### TASK REQUIREMENTS:
Write out each line exactly as given. Leave the pictures out of your copy.

------------------------

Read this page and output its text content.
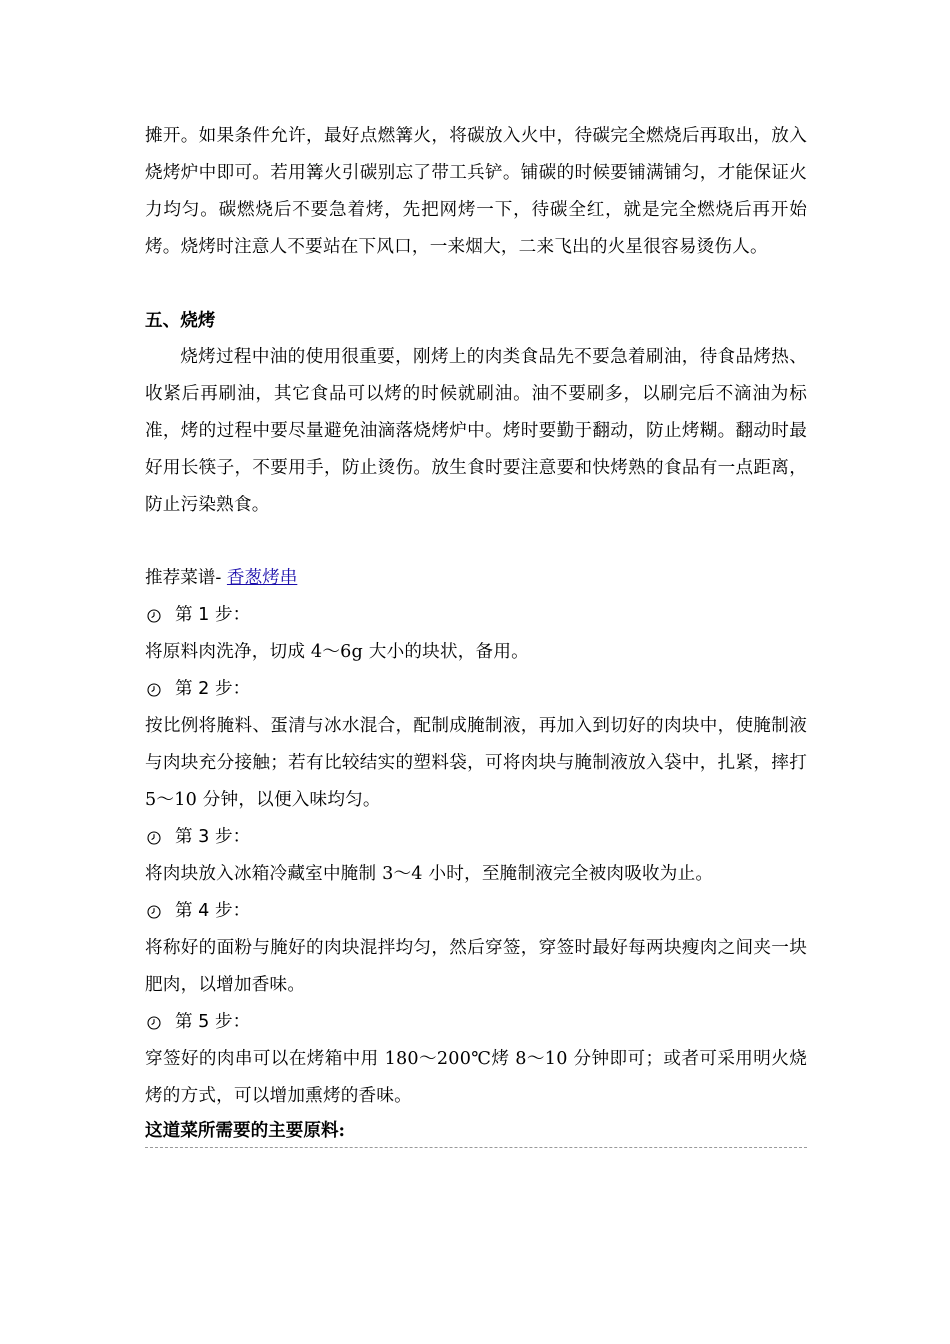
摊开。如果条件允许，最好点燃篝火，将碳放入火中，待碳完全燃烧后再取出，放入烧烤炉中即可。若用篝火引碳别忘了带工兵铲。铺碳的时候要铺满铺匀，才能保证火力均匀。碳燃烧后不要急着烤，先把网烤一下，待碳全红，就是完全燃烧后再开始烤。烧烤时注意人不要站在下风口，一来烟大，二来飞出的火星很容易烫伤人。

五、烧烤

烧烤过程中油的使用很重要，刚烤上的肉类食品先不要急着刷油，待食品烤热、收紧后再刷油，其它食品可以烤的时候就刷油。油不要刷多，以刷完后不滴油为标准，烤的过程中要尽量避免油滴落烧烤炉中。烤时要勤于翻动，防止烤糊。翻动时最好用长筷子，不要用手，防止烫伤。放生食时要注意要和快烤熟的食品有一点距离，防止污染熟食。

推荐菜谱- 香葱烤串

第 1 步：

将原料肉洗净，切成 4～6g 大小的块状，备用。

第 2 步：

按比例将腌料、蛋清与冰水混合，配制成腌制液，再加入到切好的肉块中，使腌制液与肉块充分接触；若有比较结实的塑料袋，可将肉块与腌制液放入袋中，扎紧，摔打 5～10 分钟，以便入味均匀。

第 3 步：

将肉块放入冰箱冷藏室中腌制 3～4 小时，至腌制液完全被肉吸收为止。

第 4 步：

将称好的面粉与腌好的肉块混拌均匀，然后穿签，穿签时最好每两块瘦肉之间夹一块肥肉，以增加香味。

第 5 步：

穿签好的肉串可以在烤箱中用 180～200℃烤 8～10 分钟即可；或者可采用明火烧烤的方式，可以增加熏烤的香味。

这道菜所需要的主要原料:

------------------------

### TASK ANSWER:
Read this page and output its text content.
摊开。如果条件允许，最好点燃篝火，将碳放入火中，待碳完全燃烧后再取出，放入烧烤炉中即可。若用篝火引碳别忘了带工兵铲。铺碳的时候要铺满铺匀，才能保证火力均匀。碳燃烧后不要急着烤，先把网烤一下，待碳全红，就是完全燃烧后再开始烤。烧烤时注意人不要站在下风口，一来烟大，二来飞出的火星很容易烫伤人。

五、烧烤

烧烤过程中油的使用很重要，刚烤上的肉类食品先不要急着刷油，待食品烤热、收紧后再刷油，其它食品可以烤的时候就刷油。油不要刷多，以刷完后不滴油为标准，烤的过程中要尽量避免油滴落烧烤炉中。烤时要勤于翻动，防止烤糊。翻动时最好用长筷子，不要用手，防止烫伤。放生食时要注意要和快烤熟的食品有一点距离，防止污染熟食。

推荐菜谱- 香葱烤串

第 1 步：

将原料肉洗净，切成 4～6g 大小的块状，备用。

第 2 步：

按比例将腌料、蛋清与冰水混合，配制成腌制液，再加入到切好的肉块中，使腌制液与肉块充分接触；若有比较结实的塑料袋，可将肉块与腌制液放入袋中，扎紧，摔打 5～10 分钟，以便入味均匀。

第 3 步：

将肉块放入冰箱冷藏室中腌制 3～4 小时，至腌制液完全被肉吸收为止。

第 4 步：

将称好的面粉与腌好的肉块混拌均匀，然后穿签，穿签时最好每两块瘦肉之间夹一块肥肉，以增加香味。

第 5 步：

穿签好的肉串可以在烤箱中用 180～200℃烤 8～10 分钟即可；或者可采用明火烧烤的方式，可以增加熏烤的香味。

这道菜所需要的主要原料:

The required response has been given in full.